Quote all entries exactly, leaving pictures aside.
——
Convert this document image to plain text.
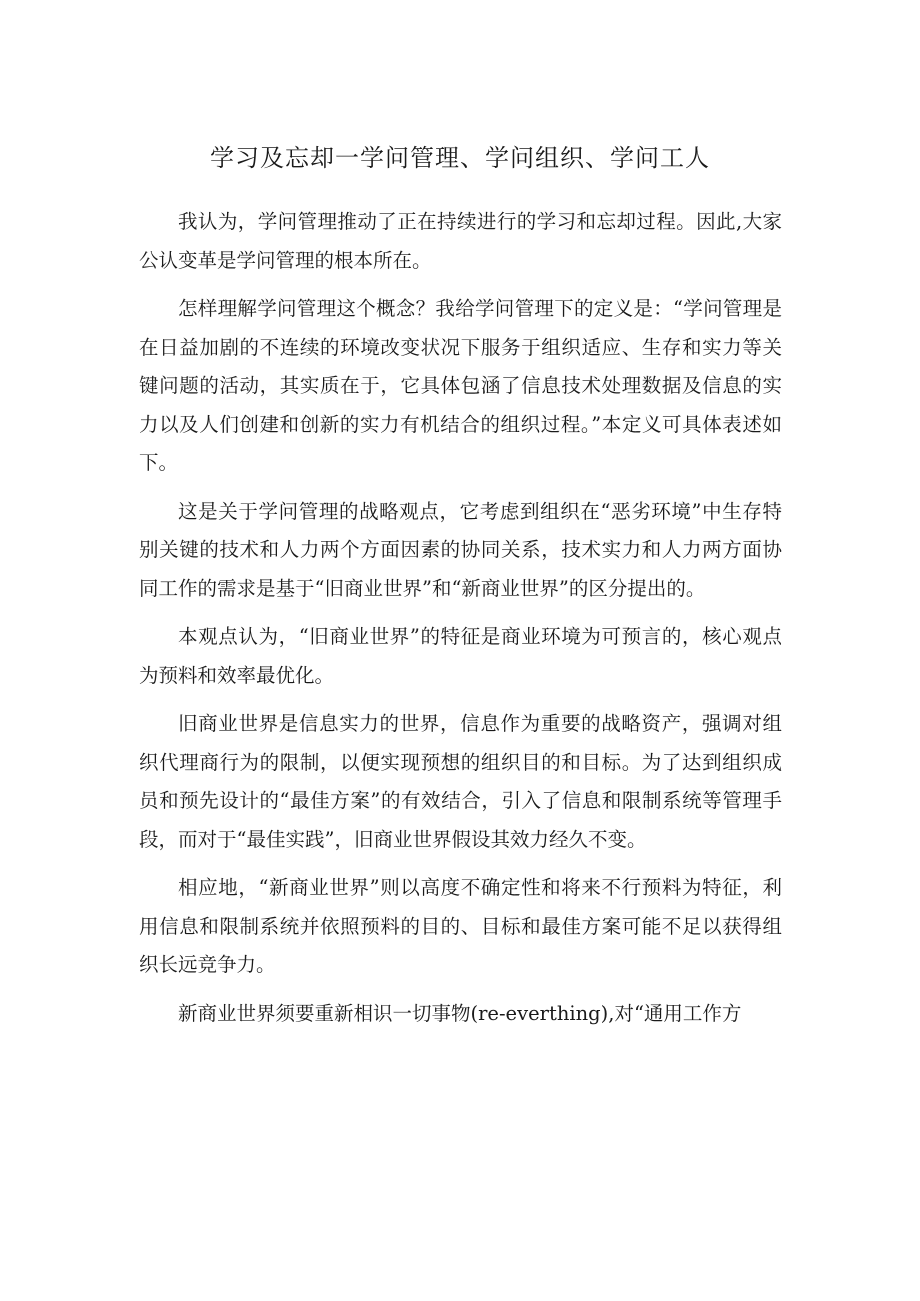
学习及忘却一学问管理、学问组织、学问工人

我认为，学问管理推动了正在持续进行的学习和忘却过程。因此,大家公认变革是学问管理的根本所在。

怎样理解学问管理这个概念？我给学问管理下的定义是：“学问管理是在日益加剧的不连续的环境改变状况下服务于组织适应、生存和实力等关键问题的活动，其实质在于，它具体包涵了信息技术处理数据及信息的实力以及人们创建和创新的实力有机结合的组织过程。”本定义可具体表述如下。

这是关于学问管理的战略观点，它考虑到组织在“恶劣环境”中生存特别关键的技术和人力两个方面因素的协同关系，技术实力和人力两方面协同工作的需求是基于“旧商业世界”和“新商业世界”的区分提出的。

本观点认为，“旧商业世界”的特征是商业环境为可预言的，核心观点为预料和效率最优化。

旧商业世界是信息实力的世界，信息作为重要的战略资产，强调对组织代理商行为的限制，以便实现预想的组织目的和目标。为了达到组织成员和预先设计的“最佳方案”的有效结合，引入了信息和限制系统等管理手段，而对于“最佳实践”，旧商业世界假设其效力经久不变。

相应地，“新商业世界”则以高度不确定性和将来不行预料为特征，利用信息和限制系统并依照预料的目的、目标和最佳方案可能不足以获得组织长远竞争力。

新商业世界须要重新相识一切事物(re-everthing),对“通用工作方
——
## SOLUTION TO THIS EXERCISE
Convert this document image to plain text.
学习及忘却一学问管理、学问组织、学问工人

我认为，学问管理推动了正在持续进行的学习和忘却过程。因此,大家公认变革是学问管理的根本所在。

怎样理解学问管理这个概念？我给学问管理下的定义是：“学问管理是在日益加剧的不连续的环境改变状况下服务于组织适应、生存和实力等关键问题的活动，其实质在于，它具体包涵了信息技术处理数据及信息的实力以及人们创建和创新的实力有机结合的组织过程。”本定义可具体表述如下。

这是关于学问管理的战略观点，它考虑到组织在“恶劣环境”中生存特别关键的技术和人力两个方面因素的协同关系，技术实力和人力两方面协同工作的需求是基于“旧商业世界”和“新商业世界”的区分提出的。

本观点认为，“旧商业世界”的特征是商业环境为可预言的，核心观点为预料和效率最优化。

旧商业世界是信息实力的世界，信息作为重要的战略资产，强调对组织代理商行为的限制，以便实现预想的组织目的和目标。为了达到组织成员和预先设计的“最佳方案”的有效结合，引入了信息和限制系统等管理手段，而对于“最佳实践”，旧商业世界假设其效力经久不变。

相应地，“新商业世界”则以高度不确定性和将来不行预料为特征，利用信息和限制系统并依照预料的目的、目标和最佳方案可能不足以获得组织长远竞争力。

新商业世界须要重新相识一切事物(re-everthing),对“通用工作方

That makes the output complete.